Your objective
Copy verbatim the span of lines beginning at the line that contains "Decode this image" and ending with the final line of the data. Exclude pictures from the copy.
----
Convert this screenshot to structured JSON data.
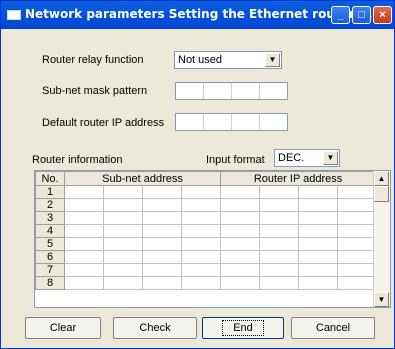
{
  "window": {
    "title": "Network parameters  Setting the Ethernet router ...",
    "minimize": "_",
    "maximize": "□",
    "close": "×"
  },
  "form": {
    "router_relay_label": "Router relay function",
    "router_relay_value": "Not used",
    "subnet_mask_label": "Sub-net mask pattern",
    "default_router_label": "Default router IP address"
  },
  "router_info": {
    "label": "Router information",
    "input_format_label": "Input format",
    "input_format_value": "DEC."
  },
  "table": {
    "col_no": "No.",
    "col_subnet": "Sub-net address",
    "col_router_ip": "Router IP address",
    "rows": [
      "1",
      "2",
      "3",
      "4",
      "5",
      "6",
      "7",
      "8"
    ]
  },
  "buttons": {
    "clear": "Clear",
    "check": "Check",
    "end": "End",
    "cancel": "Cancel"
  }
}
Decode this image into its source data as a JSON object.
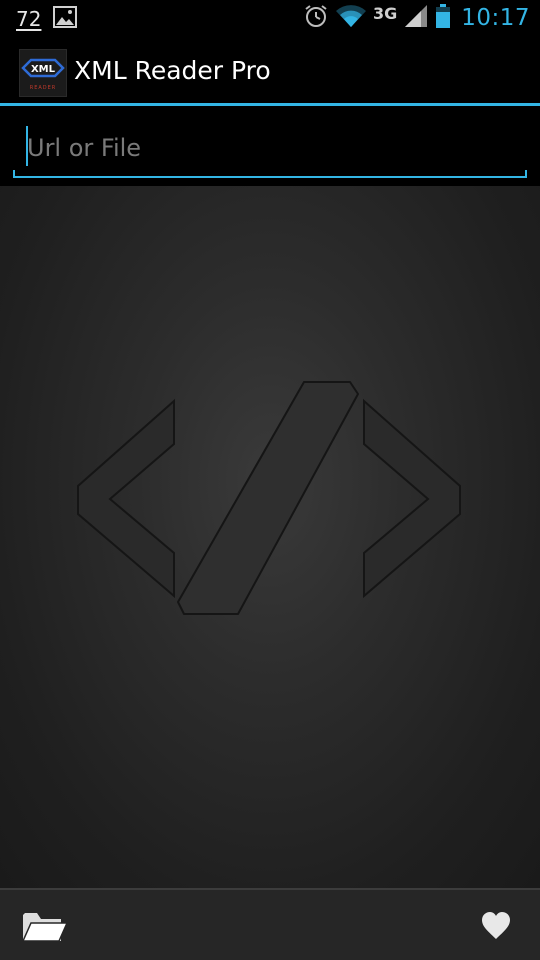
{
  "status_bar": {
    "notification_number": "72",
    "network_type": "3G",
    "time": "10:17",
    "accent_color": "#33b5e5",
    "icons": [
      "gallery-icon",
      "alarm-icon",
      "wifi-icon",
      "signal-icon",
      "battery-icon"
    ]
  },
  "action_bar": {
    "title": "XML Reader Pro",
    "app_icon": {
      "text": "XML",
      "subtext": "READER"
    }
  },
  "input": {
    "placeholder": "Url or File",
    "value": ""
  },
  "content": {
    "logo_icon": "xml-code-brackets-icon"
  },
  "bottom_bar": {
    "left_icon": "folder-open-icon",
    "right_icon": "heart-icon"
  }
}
----
Final answer
Decode this image into its source data as a JSON object.
{
  "status_bar": {
    "notification_number": "72",
    "network_type": "3G",
    "time": "10:17",
    "accent_color": "#33b5e5",
    "icons": [
      "gallery-icon",
      "alarm-icon",
      "wifi-icon",
      "signal-icon",
      "battery-icon"
    ]
  },
  "action_bar": {
    "title": "XML Reader Pro",
    "app_icon": {
      "text": "XML",
      "subtext": "READER"
    }
  },
  "input": {
    "placeholder": "Url or File",
    "value": ""
  },
  "content": {
    "logo_icon": "xml-code-brackets-icon"
  },
  "bottom_bar": {
    "left_icon": "folder-open-icon",
    "right_icon": "heart-icon"
  }
}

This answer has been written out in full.